[Collection entries]
════════

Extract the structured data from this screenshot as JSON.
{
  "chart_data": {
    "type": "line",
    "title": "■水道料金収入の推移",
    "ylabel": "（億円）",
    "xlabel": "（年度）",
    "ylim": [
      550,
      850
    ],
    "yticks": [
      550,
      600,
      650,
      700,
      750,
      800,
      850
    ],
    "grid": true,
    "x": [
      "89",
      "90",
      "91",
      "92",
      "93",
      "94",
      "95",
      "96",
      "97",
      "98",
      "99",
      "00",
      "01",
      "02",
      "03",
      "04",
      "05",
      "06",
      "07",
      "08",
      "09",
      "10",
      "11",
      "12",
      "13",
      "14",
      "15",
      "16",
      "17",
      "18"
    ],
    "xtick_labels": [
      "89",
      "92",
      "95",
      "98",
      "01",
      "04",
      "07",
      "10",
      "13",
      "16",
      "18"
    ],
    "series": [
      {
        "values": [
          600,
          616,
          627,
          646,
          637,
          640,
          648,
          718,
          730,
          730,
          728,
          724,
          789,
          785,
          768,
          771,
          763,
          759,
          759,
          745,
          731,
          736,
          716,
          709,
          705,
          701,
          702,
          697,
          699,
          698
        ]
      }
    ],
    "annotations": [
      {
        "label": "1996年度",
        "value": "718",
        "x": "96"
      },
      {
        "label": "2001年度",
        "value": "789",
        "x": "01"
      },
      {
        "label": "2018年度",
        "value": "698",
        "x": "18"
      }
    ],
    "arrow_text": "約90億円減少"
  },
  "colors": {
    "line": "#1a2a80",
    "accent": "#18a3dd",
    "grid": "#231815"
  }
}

════════

GIVEN PROBLEM: Reproduce the material exactly, with every line intact.

TASK ANSWER:
Extract the structured data from this screenshot as JSON.
{
  "chart_data": {
    "type": "line",
    "title": "■水道料金収入の推移",
    "ylabel": "（億円）",
    "xlabel": "（年度）",
    "ylim": [
      550,
      850
    ],
    "yticks": [
      550,
      600,
      650,
      700,
      750,
      800,
      850
    ],
    "grid": true,
    "x": [
      "89",
      "90",
      "91",
      "92",
      "93",
      "94",
      "95",
      "96",
      "97",
      "98",
      "99",
      "00",
      "01",
      "02",
      "03",
      "04",
      "05",
      "06",
      "07",
      "08",
      "09",
      "10",
      "11",
      "12",
      "13",
      "14",
      "15",
      "16",
      "17",
      "18"
    ],
    "xtick_labels": [
      "89",
      "92",
      "95",
      "98",
      "01",
      "04",
      "07",
      "10",
      "13",
      "16",
      "18"
    ],
    "series": [
      {
        "values": [
          600,
          616,
          627,
          646,
          637,
          640,
          648,
          718,
          730,
          730,
          728,
          724,
          789,
          785,
          768,
          771,
          763,
          759,
          759,
          745,
          731,
          736,
          716,
          709,
          705,
          701,
          702,
          697,
          699,
          698
        ]
      }
    ],
    "annotations": [
      {
        "label": "1996年度",
        "value": "718",
        "x": "96"
      },
      {
        "label": "2001年度",
        "value": "789",
        "x": "01"
      },
      {
        "label": "2018年度",
        "value": "698",
        "x": "18"
      }
    ],
    "arrow_text": "約90億円減少"
  },
  "colors": {
    "line": "#1a2a80",
    "accent": "#18a3dd",
    "grid": "#231815"
  }
}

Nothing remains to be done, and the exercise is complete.